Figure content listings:
▶
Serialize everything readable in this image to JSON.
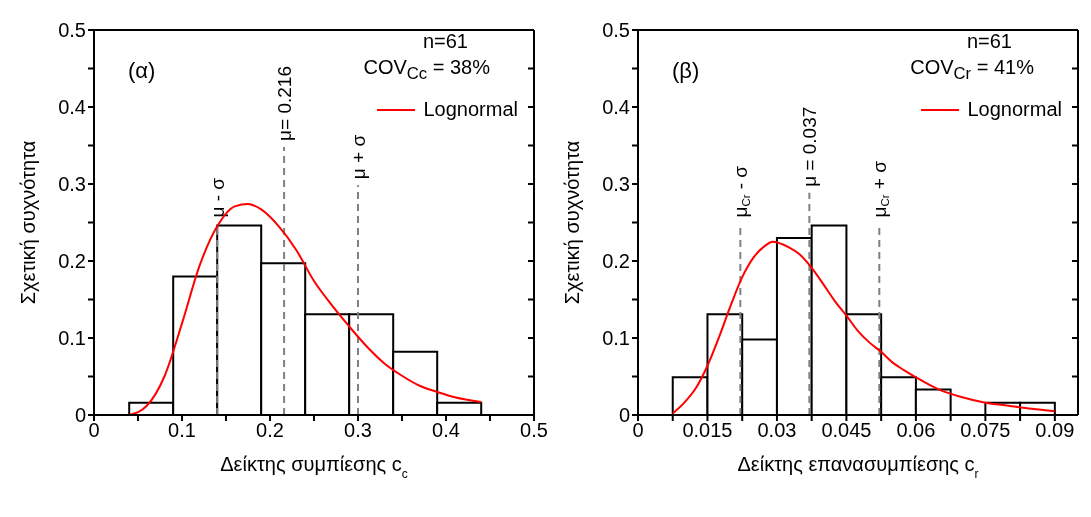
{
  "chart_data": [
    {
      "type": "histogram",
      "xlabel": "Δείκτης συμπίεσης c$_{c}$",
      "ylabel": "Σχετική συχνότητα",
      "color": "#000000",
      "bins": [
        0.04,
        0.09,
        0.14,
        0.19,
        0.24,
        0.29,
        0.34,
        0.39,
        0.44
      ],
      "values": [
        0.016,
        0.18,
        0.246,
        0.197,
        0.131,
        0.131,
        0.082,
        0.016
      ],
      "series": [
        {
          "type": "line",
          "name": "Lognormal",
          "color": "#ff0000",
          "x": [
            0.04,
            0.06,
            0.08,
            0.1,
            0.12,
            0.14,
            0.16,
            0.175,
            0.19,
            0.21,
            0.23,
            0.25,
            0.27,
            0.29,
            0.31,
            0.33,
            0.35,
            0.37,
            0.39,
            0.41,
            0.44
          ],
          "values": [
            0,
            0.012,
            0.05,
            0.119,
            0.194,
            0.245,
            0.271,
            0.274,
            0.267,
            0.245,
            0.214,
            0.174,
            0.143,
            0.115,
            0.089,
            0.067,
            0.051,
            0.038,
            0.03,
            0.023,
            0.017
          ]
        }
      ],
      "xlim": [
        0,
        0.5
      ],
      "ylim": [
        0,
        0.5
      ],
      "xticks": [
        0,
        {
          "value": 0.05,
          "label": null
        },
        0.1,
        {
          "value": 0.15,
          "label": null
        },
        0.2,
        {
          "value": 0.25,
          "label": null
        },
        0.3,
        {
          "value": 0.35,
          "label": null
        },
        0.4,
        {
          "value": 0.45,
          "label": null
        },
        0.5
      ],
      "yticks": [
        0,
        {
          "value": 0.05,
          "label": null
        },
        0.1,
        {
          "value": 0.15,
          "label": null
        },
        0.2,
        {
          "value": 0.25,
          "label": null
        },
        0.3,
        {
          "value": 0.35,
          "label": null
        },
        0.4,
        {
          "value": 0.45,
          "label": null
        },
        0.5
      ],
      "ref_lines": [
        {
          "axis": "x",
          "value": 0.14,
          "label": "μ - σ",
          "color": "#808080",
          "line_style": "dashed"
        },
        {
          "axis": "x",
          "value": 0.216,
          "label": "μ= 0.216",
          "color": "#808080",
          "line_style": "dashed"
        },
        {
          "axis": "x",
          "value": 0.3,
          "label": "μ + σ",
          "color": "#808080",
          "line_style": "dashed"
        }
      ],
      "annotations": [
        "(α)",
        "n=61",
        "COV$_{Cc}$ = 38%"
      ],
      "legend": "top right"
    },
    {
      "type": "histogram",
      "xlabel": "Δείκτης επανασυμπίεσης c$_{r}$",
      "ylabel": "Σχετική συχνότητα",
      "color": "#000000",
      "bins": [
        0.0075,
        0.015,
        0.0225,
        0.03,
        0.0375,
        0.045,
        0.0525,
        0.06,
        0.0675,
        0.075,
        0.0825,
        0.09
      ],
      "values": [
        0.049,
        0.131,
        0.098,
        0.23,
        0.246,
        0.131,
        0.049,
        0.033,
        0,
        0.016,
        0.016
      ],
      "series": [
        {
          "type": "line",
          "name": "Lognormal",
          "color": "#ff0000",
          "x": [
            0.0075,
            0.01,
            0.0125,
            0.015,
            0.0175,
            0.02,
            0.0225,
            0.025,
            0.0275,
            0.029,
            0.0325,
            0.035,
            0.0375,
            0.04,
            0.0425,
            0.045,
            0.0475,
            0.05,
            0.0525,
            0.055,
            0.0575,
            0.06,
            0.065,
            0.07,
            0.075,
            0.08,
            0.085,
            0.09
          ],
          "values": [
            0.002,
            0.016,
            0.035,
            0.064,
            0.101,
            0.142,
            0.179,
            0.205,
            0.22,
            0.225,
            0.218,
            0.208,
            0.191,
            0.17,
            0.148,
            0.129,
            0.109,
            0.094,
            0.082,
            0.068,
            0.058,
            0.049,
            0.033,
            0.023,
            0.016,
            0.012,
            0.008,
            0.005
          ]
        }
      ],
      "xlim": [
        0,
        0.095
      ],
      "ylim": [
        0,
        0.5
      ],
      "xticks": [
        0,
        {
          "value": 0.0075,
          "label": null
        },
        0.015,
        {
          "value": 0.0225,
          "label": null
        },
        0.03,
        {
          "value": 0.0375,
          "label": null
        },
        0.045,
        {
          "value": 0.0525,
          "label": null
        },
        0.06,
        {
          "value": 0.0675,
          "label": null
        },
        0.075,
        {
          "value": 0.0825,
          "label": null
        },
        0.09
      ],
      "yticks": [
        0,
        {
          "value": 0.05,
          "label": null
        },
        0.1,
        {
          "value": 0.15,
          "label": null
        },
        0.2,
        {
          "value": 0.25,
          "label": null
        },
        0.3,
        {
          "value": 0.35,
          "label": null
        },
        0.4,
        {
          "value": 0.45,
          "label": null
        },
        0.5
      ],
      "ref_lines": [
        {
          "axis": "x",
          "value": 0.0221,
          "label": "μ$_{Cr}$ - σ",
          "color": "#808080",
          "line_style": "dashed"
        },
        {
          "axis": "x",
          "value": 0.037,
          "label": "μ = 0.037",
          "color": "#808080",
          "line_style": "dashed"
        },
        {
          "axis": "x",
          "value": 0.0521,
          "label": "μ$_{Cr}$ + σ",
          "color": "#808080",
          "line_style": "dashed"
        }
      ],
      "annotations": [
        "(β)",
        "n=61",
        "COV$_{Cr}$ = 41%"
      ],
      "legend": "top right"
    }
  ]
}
◀
_Requirement:_
Your task is to return the entries above exactly, with no pictures.

_Complete answer:_
Serialize everything readable in this image to JSON.
{
  "chart_data": [
    {
      "type": "histogram",
      "xlabel": "Δείκτης συμπίεσης c$_{c}$",
      "ylabel": "Σχετική συχνότητα",
      "color": "#000000",
      "bins": [
        0.04,
        0.09,
        0.14,
        0.19,
        0.24,
        0.29,
        0.34,
        0.39,
        0.44
      ],
      "values": [
        0.016,
        0.18,
        0.246,
        0.197,
        0.131,
        0.131,
        0.082,
        0.016
      ],
      "series": [
        {
          "type": "line",
          "name": "Lognormal",
          "color": "#ff0000",
          "x": [
            0.04,
            0.06,
            0.08,
            0.1,
            0.12,
            0.14,
            0.16,
            0.175,
            0.19,
            0.21,
            0.23,
            0.25,
            0.27,
            0.29,
            0.31,
            0.33,
            0.35,
            0.37,
            0.39,
            0.41,
            0.44
          ],
          "values": [
            0,
            0.012,
            0.05,
            0.119,
            0.194,
            0.245,
            0.271,
            0.274,
            0.267,
            0.245,
            0.214,
            0.174,
            0.143,
            0.115,
            0.089,
            0.067,
            0.051,
            0.038,
            0.03,
            0.023,
            0.017
          ]
        }
      ],
      "xlim": [
        0,
        0.5
      ],
      "ylim": [
        0,
        0.5
      ],
      "xticks": [
        0,
        {
          "value": 0.05,
          "label": null
        },
        0.1,
        {
          "value": 0.15,
          "label": null
        },
        0.2,
        {
          "value": 0.25,
          "label": null
        },
        0.3,
        {
          "value": 0.35,
          "label": null
        },
        0.4,
        {
          "value": 0.45,
          "label": null
        },
        0.5
      ],
      "yticks": [
        0,
        {
          "value": 0.05,
          "label": null
        },
        0.1,
        {
          "value": 0.15,
          "label": null
        },
        0.2,
        {
          "value": 0.25,
          "label": null
        },
        0.3,
        {
          "value": 0.35,
          "label": null
        },
        0.4,
        {
          "value": 0.45,
          "label": null
        },
        0.5
      ],
      "ref_lines": [
        {
          "axis": "x",
          "value": 0.14,
          "label": "μ - σ",
          "color": "#808080",
          "line_style": "dashed"
        },
        {
          "axis": "x",
          "value": 0.216,
          "label": "μ= 0.216",
          "color": "#808080",
          "line_style": "dashed"
        },
        {
          "axis": "x",
          "value": 0.3,
          "label": "μ + σ",
          "color": "#808080",
          "line_style": "dashed"
        }
      ],
      "annotations": [
        "(α)",
        "n=61",
        "COV$_{Cc}$ = 38%"
      ],
      "legend": "top right"
    },
    {
      "type": "histogram",
      "xlabel": "Δείκτης επανασυμπίεσης c$_{r}$",
      "ylabel": "Σχετική συχνότητα",
      "color": "#000000",
      "bins": [
        0.0075,
        0.015,
        0.0225,
        0.03,
        0.0375,
        0.045,
        0.0525,
        0.06,
        0.0675,
        0.075,
        0.0825,
        0.09
      ],
      "values": [
        0.049,
        0.131,
        0.098,
        0.23,
        0.246,
        0.131,
        0.049,
        0.033,
        0,
        0.016,
        0.016
      ],
      "series": [
        {
          "type": "line",
          "name": "Lognormal",
          "color": "#ff0000",
          "x": [
            0.0075,
            0.01,
            0.0125,
            0.015,
            0.0175,
            0.02,
            0.0225,
            0.025,
            0.0275,
            0.029,
            0.0325,
            0.035,
            0.0375,
            0.04,
            0.0425,
            0.045,
            0.0475,
            0.05,
            0.0525,
            0.055,
            0.0575,
            0.06,
            0.065,
            0.07,
            0.075,
            0.08,
            0.085,
            0.09
          ],
          "values": [
            0.002,
            0.016,
            0.035,
            0.064,
            0.101,
            0.142,
            0.179,
            0.205,
            0.22,
            0.225,
            0.218,
            0.208,
            0.191,
            0.17,
            0.148,
            0.129,
            0.109,
            0.094,
            0.082,
            0.068,
            0.058,
            0.049,
            0.033,
            0.023,
            0.016,
            0.012,
            0.008,
            0.005
          ]
        }
      ],
      "xlim": [
        0,
        0.095
      ],
      "ylim": [
        0,
        0.5
      ],
      "xticks": [
        0,
        {
          "value": 0.0075,
          "label": null
        },
        0.015,
        {
          "value": 0.0225,
          "label": null
        },
        0.03,
        {
          "value": 0.0375,
          "label": null
        },
        0.045,
        {
          "value": 0.0525,
          "label": null
        },
        0.06,
        {
          "value": 0.0675,
          "label": null
        },
        0.075,
        {
          "value": 0.0825,
          "label": null
        },
        0.09
      ],
      "yticks": [
        0,
        {
          "value": 0.05,
          "label": null
        },
        0.1,
        {
          "value": 0.15,
          "label": null
        },
        0.2,
        {
          "value": 0.25,
          "label": null
        },
        0.3,
        {
          "value": 0.35,
          "label": null
        },
        0.4,
        {
          "value": 0.45,
          "label": null
        },
        0.5
      ],
      "ref_lines": [
        {
          "axis": "x",
          "value": 0.0221,
          "label": "μ$_{Cr}$ - σ",
          "color": "#808080",
          "line_style": "dashed"
        },
        {
          "axis": "x",
          "value": 0.037,
          "label": "μ = 0.037",
          "color": "#808080",
          "line_style": "dashed"
        },
        {
          "axis": "x",
          "value": 0.0521,
          "label": "μ$_{Cr}$ + σ",
          "color": "#808080",
          "line_style": "dashed"
        }
      ],
      "annotations": [
        "(β)",
        "n=61",
        "COV$_{Cr}$ = 41%"
      ],
      "legend": "top right"
    }
  ]
}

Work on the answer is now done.